Problem description
Copy every line of the records below verbatim, leaving nothing out and changing nothing.

------

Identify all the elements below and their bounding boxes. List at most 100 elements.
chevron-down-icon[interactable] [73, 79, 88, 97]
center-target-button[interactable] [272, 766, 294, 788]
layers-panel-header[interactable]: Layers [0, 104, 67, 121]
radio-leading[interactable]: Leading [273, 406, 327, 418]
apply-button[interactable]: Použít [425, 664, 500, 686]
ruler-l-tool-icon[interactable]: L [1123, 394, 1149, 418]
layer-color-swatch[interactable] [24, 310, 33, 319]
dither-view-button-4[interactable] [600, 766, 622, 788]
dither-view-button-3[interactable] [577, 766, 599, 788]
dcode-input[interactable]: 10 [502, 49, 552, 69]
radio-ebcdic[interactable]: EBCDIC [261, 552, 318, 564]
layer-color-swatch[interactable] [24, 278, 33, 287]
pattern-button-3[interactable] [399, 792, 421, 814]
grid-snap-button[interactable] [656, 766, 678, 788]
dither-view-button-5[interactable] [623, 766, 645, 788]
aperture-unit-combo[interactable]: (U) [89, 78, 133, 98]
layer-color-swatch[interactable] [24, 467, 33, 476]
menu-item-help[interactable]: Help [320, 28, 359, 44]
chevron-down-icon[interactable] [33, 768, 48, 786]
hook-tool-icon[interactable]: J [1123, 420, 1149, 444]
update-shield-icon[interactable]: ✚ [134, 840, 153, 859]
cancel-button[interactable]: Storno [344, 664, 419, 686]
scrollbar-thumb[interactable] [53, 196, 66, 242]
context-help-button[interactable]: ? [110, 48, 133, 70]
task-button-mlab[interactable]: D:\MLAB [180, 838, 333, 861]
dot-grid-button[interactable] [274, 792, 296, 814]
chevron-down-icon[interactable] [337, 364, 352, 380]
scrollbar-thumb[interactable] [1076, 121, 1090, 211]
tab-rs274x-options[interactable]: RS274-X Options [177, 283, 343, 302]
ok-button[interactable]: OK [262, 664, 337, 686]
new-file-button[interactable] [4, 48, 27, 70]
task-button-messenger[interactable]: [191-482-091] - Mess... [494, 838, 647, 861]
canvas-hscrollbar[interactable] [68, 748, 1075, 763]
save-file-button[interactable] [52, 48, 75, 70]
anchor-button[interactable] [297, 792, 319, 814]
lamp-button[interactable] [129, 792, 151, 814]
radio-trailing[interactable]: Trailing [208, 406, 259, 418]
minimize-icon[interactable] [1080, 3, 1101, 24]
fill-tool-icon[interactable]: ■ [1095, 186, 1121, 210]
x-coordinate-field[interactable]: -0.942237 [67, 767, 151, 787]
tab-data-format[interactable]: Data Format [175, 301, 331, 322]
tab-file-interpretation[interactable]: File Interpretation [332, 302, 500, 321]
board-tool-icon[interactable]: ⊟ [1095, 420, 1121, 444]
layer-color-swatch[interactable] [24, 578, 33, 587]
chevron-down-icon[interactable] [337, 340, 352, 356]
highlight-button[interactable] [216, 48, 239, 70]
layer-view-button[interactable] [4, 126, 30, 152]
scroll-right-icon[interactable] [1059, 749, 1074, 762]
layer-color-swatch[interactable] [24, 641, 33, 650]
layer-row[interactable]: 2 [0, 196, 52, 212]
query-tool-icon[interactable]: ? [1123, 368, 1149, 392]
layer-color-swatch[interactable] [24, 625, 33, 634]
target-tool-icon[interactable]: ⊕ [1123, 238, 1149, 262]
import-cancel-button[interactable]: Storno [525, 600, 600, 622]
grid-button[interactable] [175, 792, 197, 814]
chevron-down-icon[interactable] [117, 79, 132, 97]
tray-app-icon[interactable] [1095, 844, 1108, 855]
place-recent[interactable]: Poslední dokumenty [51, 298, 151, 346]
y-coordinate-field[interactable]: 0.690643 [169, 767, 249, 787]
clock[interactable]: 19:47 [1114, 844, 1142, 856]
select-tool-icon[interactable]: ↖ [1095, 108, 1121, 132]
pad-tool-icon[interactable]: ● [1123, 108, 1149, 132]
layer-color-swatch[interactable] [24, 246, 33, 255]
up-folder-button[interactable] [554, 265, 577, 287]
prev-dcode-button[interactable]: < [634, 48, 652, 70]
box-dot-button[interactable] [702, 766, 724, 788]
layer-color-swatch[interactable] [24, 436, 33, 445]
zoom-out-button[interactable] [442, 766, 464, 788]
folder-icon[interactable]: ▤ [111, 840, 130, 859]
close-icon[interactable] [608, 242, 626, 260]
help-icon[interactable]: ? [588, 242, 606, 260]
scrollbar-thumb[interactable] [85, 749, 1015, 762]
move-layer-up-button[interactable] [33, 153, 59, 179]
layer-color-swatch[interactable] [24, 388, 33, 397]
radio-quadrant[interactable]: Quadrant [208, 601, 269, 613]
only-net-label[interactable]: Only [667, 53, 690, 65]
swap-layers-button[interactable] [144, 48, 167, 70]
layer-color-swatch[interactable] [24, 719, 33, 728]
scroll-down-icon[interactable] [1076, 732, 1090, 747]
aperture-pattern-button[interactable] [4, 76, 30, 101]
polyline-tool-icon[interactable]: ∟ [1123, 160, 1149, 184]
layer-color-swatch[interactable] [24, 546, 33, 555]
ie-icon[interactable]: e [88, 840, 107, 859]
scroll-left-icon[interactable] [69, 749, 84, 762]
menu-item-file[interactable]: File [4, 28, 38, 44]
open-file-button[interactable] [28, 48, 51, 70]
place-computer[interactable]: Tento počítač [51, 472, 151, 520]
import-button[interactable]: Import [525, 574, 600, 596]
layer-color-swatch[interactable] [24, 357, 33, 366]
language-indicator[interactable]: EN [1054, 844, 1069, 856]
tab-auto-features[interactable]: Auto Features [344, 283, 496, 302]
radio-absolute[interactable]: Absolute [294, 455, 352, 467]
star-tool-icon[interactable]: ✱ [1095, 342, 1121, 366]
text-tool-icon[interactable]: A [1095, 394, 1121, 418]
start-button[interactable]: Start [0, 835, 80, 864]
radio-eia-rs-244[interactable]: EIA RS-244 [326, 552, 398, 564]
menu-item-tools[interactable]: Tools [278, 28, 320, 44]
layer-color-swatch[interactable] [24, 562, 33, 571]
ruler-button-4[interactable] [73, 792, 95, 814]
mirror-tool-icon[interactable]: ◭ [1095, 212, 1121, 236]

------

Solution for this exercise
Identify all the elements below and their bounding boxes. List at most 100 elements.
chevron-down-icon[interactable] [73, 79, 88, 97]
center-target-button[interactable] [272, 766, 294, 788]
layers-panel-header[interactable]: Layers [0, 104, 67, 121]
radio-leading[interactable]: Leading [273, 406, 327, 418]
apply-button[interactable]: Použít [425, 664, 500, 686]
ruler-l-tool-icon[interactable]: L [1123, 394, 1149, 418]
layer-color-swatch[interactable] [24, 310, 33, 319]
dither-view-button-4[interactable] [600, 766, 622, 788]
dither-view-button-3[interactable] [577, 766, 599, 788]
dcode-input[interactable]: 10 [502, 49, 552, 69]
radio-ebcdic[interactable]: EBCDIC [261, 552, 318, 564]
layer-color-swatch[interactable] [24, 278, 33, 287]
pattern-button-3[interactable] [399, 792, 421, 814]
grid-snap-button[interactable] [656, 766, 678, 788]
dither-view-button-5[interactable] [623, 766, 645, 788]
aperture-unit-combo[interactable]: (U) [89, 78, 133, 98]
layer-color-swatch[interactable] [24, 467, 33, 476]
menu-item-help[interactable]: Help [320, 28, 359, 44]
chevron-down-icon[interactable] [33, 768, 48, 786]
hook-tool-icon[interactable]: J [1123, 420, 1149, 444]
update-shield-icon[interactable]: ✚ [134, 840, 153, 859]
cancel-button[interactable]: Storno [344, 664, 419, 686]
scrollbar-thumb[interactable] [53, 196, 66, 242]
context-help-button[interactable]: ? [110, 48, 133, 70]
task-button-mlab[interactable]: D:\MLAB [180, 838, 333, 861]
dot-grid-button[interactable] [274, 792, 296, 814]
chevron-down-icon[interactable] [337, 364, 352, 380]
scrollbar-thumb[interactable] [1076, 121, 1090, 211]
tab-rs274x-options[interactable]: RS274-X Options [177, 283, 343, 302]
ok-button[interactable]: OK [262, 664, 337, 686]
new-file-button[interactable] [4, 48, 27, 70]
task-button-messenger[interactable]: [191-482-091] - Mess... [494, 838, 647, 861]
canvas-hscrollbar[interactable] [68, 748, 1075, 763]
save-file-button[interactable] [52, 48, 75, 70]
anchor-button[interactable] [297, 792, 319, 814]
lamp-button[interactable] [129, 792, 151, 814]
radio-trailing[interactable]: Trailing [208, 406, 259, 418]
minimize-icon[interactable] [1080, 3, 1101, 24]
fill-tool-icon[interactable]: ■ [1095, 186, 1121, 210]
x-coordinate-field[interactable]: -0.942237 [67, 767, 151, 787]
tab-data-format[interactable]: Data Format [175, 301, 331, 322]
tab-file-interpretation[interactable]: File Interpretation [332, 302, 500, 321]
board-tool-icon[interactable]: ⊟ [1095, 420, 1121, 444]
layer-color-swatch[interactable] [24, 578, 33, 587]
chevron-down-icon[interactable] [337, 340, 352, 356]
highlight-button[interactable] [216, 48, 239, 70]
layer-view-button[interactable] [4, 126, 30, 152]
scroll-right-icon[interactable] [1059, 749, 1074, 762]
layer-color-swatch[interactable] [24, 641, 33, 650]
layer-row[interactable]: 2 [0, 196, 52, 212]
query-tool-icon[interactable]: ? [1123, 368, 1149, 392]
layer-color-swatch[interactable] [24, 625, 33, 634]
target-tool-icon[interactable]: ⊕ [1123, 238, 1149, 262]
import-cancel-button[interactable]: Storno [525, 600, 600, 622]
grid-button[interactable] [175, 792, 197, 814]
chevron-down-icon[interactable] [117, 79, 132, 97]
tray-app-icon[interactable] [1095, 844, 1108, 855]
place-recent[interactable]: Poslední dokumenty [51, 298, 151, 346]
y-coordinate-field[interactable]: 0.690643 [169, 767, 249, 787]
clock[interactable]: 19:47 [1114, 844, 1142, 856]
select-tool-icon[interactable]: ↖ [1095, 108, 1121, 132]
pad-tool-icon[interactable]: ● [1123, 108, 1149, 132]
layer-color-swatch[interactable] [24, 246, 33, 255]
up-folder-button[interactable] [554, 265, 577, 287]
prev-dcode-button[interactable]: < [634, 48, 652, 70]
box-dot-button[interactable] [702, 766, 724, 788]
layer-color-swatch[interactable] [24, 436, 33, 445]
zoom-out-button[interactable] [442, 766, 464, 788]
folder-icon[interactable]: ▤ [111, 840, 130, 859]
close-icon[interactable] [608, 242, 626, 260]
help-icon[interactable]: ? [588, 242, 606, 260]
scrollbar-thumb[interactable] [85, 749, 1015, 762]
move-layer-up-button[interactable] [33, 153, 59, 179]
layer-color-swatch[interactable] [24, 388, 33, 397]
radio-quadrant[interactable]: Quadrant [208, 601, 269, 613]
only-net-label[interactable]: Only [667, 53, 690, 65]
swap-layers-button[interactable] [144, 48, 167, 70]
layer-color-swatch[interactable] [24, 719, 33, 728]
scroll-down-icon[interactable] [1076, 732, 1090, 747]
aperture-pattern-button[interactable] [4, 76, 30, 101]
polyline-tool-icon[interactable]: ∟ [1123, 160, 1149, 184]
layer-color-swatch[interactable] [24, 546, 33, 555]
ie-icon[interactable]: e [88, 840, 107, 859]
scroll-left-icon[interactable] [69, 749, 84, 762]
menu-item-file[interactable]: File [4, 28, 38, 44]
open-file-button[interactable] [28, 48, 51, 70]
place-computer[interactable]: Tento počítač [51, 472, 151, 520]
import-button[interactable]: Import [525, 574, 600, 596]
layer-color-swatch[interactable] [24, 357, 33, 366]
language-indicator[interactable]: EN [1054, 844, 1069, 856]
tab-auto-features[interactable]: Auto Features [344, 283, 496, 302]
radio-absolute[interactable]: Absolute [294, 455, 352, 467]
star-tool-icon[interactable]: ✱ [1095, 342, 1121, 366]
text-tool-icon[interactable]: A [1095, 394, 1121, 418]
start-button[interactable]: Start [0, 835, 80, 864]
radio-eia-rs-244[interactable]: EIA RS-244 [326, 552, 398, 564]
menu-item-tools[interactable]: Tools [278, 28, 320, 44]
layer-color-swatch[interactable] [24, 562, 33, 571]
ruler-button-4[interactable] [73, 792, 95, 814]
mirror-tool-icon[interactable]: ◭ [1095, 212, 1121, 236]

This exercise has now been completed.